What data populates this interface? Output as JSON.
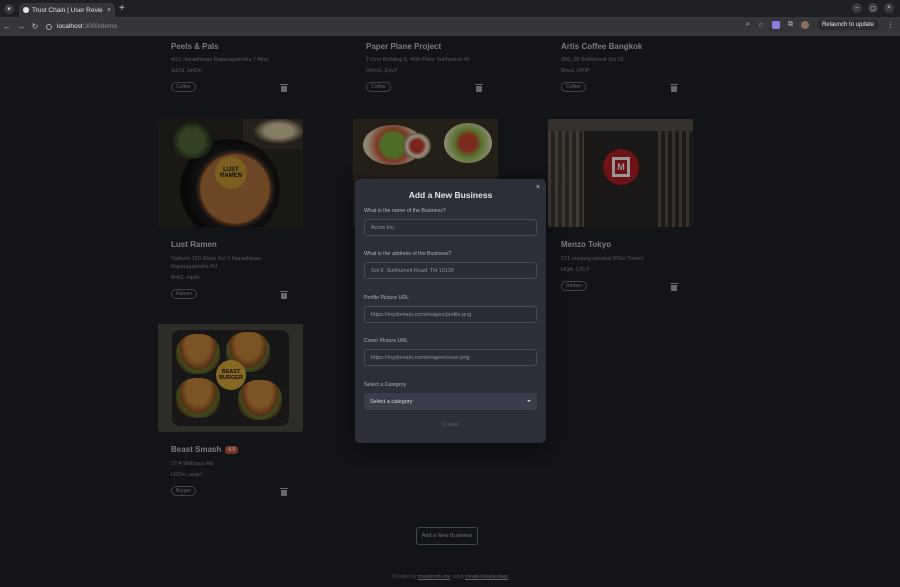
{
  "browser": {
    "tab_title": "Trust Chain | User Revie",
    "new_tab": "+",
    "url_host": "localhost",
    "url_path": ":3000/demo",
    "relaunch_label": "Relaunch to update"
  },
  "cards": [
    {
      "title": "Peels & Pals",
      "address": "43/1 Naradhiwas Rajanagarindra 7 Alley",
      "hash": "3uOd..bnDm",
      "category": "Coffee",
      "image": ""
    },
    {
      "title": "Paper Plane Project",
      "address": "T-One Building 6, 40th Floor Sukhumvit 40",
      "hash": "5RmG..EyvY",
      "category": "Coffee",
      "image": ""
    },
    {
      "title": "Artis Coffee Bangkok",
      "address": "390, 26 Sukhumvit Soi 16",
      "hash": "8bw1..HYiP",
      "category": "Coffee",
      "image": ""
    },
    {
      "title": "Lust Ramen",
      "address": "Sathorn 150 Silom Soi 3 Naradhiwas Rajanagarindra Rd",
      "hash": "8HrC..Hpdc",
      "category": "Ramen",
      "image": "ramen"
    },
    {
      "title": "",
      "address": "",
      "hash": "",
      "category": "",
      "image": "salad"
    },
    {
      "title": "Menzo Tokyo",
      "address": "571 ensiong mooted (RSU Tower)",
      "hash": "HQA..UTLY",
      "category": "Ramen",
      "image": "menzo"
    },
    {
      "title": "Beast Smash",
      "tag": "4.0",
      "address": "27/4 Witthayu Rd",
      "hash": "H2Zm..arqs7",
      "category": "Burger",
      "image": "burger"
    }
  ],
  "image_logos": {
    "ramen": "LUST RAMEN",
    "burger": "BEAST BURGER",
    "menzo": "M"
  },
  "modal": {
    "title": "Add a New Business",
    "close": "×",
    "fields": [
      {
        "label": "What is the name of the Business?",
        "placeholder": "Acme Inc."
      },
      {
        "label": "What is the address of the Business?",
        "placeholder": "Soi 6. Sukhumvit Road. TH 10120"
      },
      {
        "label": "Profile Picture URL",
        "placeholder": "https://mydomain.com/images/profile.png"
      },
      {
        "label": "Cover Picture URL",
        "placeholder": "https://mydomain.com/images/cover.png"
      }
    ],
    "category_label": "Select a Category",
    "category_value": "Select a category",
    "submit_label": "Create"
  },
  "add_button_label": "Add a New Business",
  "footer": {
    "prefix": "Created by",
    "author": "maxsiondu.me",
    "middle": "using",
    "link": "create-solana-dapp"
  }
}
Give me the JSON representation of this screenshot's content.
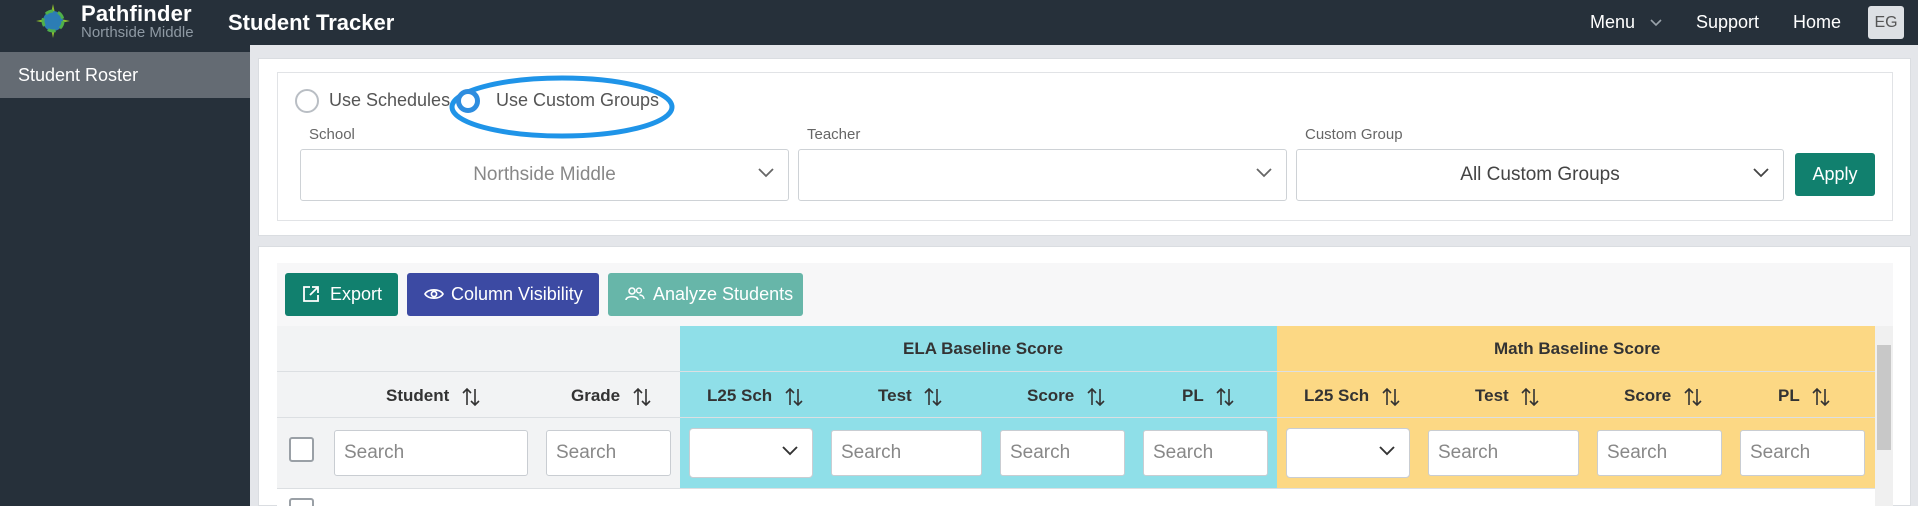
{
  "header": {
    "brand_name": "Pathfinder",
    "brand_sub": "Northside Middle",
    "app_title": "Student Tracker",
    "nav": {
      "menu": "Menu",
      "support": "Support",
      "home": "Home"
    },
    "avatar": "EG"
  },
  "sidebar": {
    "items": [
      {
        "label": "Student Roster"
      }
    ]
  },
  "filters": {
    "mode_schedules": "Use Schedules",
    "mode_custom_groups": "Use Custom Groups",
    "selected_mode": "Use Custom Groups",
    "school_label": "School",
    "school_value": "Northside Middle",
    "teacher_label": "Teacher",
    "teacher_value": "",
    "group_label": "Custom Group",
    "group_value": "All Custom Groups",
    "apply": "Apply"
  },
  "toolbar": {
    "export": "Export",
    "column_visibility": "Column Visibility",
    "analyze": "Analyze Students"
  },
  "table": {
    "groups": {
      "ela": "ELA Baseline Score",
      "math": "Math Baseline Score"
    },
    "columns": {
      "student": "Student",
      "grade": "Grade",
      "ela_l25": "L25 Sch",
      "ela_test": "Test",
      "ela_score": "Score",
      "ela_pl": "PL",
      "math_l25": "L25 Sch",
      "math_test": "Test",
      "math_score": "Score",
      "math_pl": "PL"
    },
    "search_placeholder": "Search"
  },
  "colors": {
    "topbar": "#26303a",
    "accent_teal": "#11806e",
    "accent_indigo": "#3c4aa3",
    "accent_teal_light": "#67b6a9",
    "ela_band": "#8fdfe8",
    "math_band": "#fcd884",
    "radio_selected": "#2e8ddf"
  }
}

********

▸ What is asked:
Look through the entries above and list every line containing "Score".

▸ Task solution:
      "ela": "ELA Baseline Score",
      "math": "Math Baseline Score"
      "ela_score": "Score",
      "math_score": "Score",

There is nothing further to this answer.